*Given task:*
Transcribe the whole listing below without changing a word, but leave out every image.

Stored records:
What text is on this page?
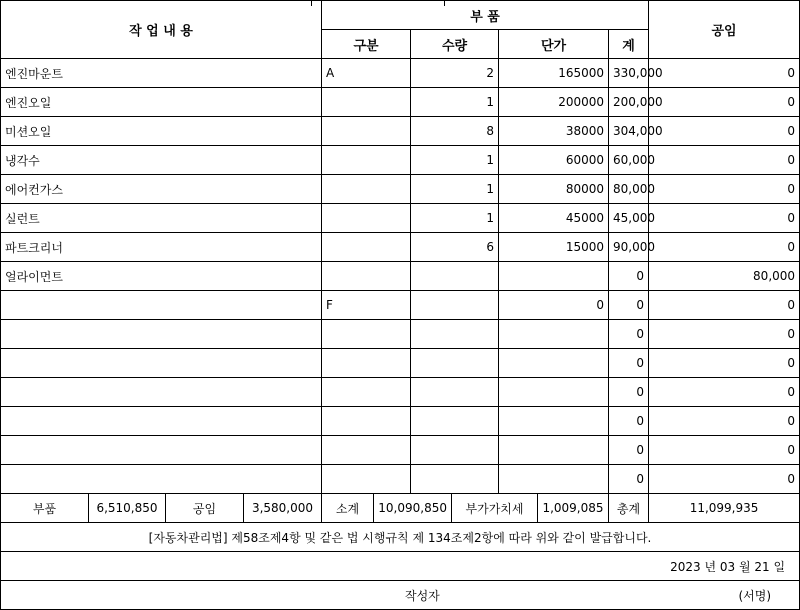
작 업 내 용				부 품							공임
				구분		수량		단가		계	
엔진마운트				A		2		165000		330,000	0
엔진오일						1		200000		200,000	0
미션오일						8		38000		304,000	0
냉각수						1		60000		60,000	0
에어컨가스						1		80000		80,000	0
실런트						1		45000		45,000	0
파트크리너						6		15000		90,000	0
얼라이먼트										0	80,000
				F				0		0	0
										0	0
										0	0
										0	0
										0	0
										0	0
										0	0
부품	6,510,850	공임	3,580,000	소계	10,090,850		부가가치세		1,009,085	총계	11,099,935
[자동차관리법] 제58조제4항 및 같은 법 시행규칙 제 134조제2항에 따라 위와 같이 발급합니다.											
2023 년 03 월 21 일											

작성자 (서명)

*Answer to the exercise:*
What text is on this page?
작 업 내 용				부 품							공임
				구분		수량		단가		계	
엔진마운트				A		2		165000		330,000	0
엔진오일						1		200000		200,000	0
미션오일						8		38000		304,000	0
냉각수						1		60000		60,000	0
에어컨가스						1		80000		80,000	0
실런트						1		45000		45,000	0
파트크리너						6		15000		90,000	0
얼라이먼트										0	80,000
				F				0		0	0
										0	0
										0	0
										0	0
										0	0
										0	0
										0	0
부품	6,510,850	공임	3,580,000	소계	10,090,850		부가가치세		1,009,085	총계	11,099,935
[자동차관리법] 제58조제4항 및 같은 법 시행규칙 제 134조제2항에 따라 위와 같이 발급합니다.											
2023 년 03 월 21 일											

작성자 (서명)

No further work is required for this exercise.